> Action item A
Reproduce the part of the inquest article running from "Coroner Criticises GP" up to and including "and their daughter.".
> Action item B
Answer these questions from the inquest article:
(i) In which town was Adam Craddock originally from?
(ii) Where was the inquest held?
(iii) In what month and year did the Initial Response Service request his medical records?

> Text block
+++
Coroner Criticises GP Over Record Oversight Before Father’s Death
A coroner has criticised a general practitioner for failing to send medical records to mental health services months before a 37-year-old father, Adam Craddock, died by suicide.
Mr. Craddock, originally from Yeovil in Somerset, was found dead at his home in Blackburn on May 10. He had a history of acute transient psychosis, a condition characterized by the sudden onset of psychotic symptoms. Adam had relocated to the Langho area of Blackburn, where he lived with his partner, Heather, and their daughter.
An inquest held on Monday, November 18, at Blackburn Town Hall revealed that two days before his death, Adam told Heather he wanted to end their relationship. He cited "brain fog" and a fear of early-onset dementia, though Heather tried to reassure him that his symptoms were linked to depression.
On May 9, Adam did not go to work and stayed home the next day. When Heather returned home around 5 p.m. on May 10, she found him unresponsive, and he was later pronounced dead. The inquest noted that Adam had no history of self-harm or suicide attempts, though he sent his mother a text before his death apologizing for being "so s*** all these years."
The court heard that in November 2022, the mental health Initial Response Service had requested Adam's medical records from his GP after a consultation. However, the records were never sent, leading to his discharge from mental health services.
+++
> Stored data
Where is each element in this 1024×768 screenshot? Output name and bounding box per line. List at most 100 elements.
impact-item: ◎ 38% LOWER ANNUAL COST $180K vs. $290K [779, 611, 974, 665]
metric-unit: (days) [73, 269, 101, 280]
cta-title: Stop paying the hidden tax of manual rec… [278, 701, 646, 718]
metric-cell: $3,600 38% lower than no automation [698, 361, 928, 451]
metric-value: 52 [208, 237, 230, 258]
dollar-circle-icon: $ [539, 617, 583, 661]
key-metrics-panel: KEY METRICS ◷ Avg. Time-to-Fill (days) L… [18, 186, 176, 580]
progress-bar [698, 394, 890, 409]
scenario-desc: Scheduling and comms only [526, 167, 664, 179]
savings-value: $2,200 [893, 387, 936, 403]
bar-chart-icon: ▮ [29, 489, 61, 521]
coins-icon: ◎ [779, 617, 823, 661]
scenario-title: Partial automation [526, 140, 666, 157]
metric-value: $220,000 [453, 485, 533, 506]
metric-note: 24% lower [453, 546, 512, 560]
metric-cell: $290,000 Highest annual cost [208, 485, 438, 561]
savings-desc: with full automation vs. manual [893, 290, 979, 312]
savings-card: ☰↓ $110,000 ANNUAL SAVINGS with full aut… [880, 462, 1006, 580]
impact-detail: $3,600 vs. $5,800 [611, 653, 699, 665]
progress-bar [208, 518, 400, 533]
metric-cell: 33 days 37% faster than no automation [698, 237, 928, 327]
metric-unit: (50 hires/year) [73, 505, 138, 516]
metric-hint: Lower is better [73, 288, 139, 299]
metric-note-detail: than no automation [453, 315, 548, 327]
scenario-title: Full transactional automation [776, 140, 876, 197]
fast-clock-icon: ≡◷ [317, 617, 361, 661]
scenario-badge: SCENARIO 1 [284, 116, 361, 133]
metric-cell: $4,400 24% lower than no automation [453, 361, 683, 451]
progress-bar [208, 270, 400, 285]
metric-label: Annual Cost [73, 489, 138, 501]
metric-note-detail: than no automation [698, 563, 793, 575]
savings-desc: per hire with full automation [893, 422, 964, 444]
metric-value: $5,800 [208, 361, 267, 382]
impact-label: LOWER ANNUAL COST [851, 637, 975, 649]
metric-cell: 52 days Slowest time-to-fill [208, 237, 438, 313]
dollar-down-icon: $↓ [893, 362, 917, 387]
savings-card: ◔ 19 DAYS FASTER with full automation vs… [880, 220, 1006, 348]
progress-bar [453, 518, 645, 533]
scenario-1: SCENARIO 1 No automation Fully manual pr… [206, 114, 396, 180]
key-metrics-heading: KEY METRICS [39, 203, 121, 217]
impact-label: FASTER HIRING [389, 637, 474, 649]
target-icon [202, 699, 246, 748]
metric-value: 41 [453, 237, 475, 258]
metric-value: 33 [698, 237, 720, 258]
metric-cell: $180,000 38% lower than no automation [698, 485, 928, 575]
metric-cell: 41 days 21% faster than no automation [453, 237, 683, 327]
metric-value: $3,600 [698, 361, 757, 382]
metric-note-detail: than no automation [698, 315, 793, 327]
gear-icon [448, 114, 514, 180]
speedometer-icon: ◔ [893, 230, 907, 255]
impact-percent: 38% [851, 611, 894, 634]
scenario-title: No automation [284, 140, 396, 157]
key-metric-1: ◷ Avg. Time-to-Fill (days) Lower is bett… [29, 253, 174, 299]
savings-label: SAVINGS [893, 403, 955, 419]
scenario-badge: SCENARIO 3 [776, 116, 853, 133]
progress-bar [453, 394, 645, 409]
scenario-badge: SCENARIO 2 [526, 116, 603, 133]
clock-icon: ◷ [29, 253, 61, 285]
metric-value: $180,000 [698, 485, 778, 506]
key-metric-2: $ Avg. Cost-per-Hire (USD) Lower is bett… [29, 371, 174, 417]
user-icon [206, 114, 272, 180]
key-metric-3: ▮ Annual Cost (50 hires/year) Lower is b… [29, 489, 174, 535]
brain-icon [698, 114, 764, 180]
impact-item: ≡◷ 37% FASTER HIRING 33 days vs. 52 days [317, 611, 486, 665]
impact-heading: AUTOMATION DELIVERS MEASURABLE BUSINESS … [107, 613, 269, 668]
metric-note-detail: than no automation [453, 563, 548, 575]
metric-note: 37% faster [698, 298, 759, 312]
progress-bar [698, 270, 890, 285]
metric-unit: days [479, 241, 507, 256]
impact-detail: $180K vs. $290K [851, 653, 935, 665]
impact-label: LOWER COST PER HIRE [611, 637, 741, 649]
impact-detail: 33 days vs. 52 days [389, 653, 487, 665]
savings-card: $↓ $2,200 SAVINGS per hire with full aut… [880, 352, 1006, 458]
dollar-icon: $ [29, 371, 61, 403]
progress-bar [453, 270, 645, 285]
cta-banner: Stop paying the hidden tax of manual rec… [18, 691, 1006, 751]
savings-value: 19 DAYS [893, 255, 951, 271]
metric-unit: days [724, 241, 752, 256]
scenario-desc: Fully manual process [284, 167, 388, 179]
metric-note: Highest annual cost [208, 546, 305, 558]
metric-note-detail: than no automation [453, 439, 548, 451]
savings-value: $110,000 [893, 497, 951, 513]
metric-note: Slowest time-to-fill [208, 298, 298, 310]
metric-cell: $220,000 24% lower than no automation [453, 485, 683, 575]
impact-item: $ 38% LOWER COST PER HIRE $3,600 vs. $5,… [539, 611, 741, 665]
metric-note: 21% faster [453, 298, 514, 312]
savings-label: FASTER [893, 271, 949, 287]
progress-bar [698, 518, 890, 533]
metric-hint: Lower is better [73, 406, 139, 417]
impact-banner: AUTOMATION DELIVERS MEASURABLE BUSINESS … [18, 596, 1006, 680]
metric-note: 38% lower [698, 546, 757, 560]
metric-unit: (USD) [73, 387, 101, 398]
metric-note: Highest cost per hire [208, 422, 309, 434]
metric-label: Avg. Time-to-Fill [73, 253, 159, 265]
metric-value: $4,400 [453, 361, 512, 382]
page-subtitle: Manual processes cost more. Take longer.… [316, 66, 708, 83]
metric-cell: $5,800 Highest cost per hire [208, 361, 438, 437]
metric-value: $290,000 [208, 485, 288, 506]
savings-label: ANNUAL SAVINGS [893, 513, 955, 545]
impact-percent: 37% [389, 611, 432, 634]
+++
> Answer A
Coroner Criticises GP Over Record Oversight Before Father’s Death
A coroner has criticised a general practitioner for failing to send medical records to mental health services months before a 37-year-old father, Adam Craddock, died by suicide.
Mr. Craddock, originally from Yeovil in Somerset, was found dead at his home in Blackburn on May 10. He had a history of acute transient psychosis, a condition characterized by the sudden onset of psychotic symptoms. Adam had relocated to the Langho area of Blackburn, where he lived with his partner, Heather, and their daughter.

> Answer B
(i) Yeovil, in Somerset
(ii) Blackburn Town Hall
(iii) November 2022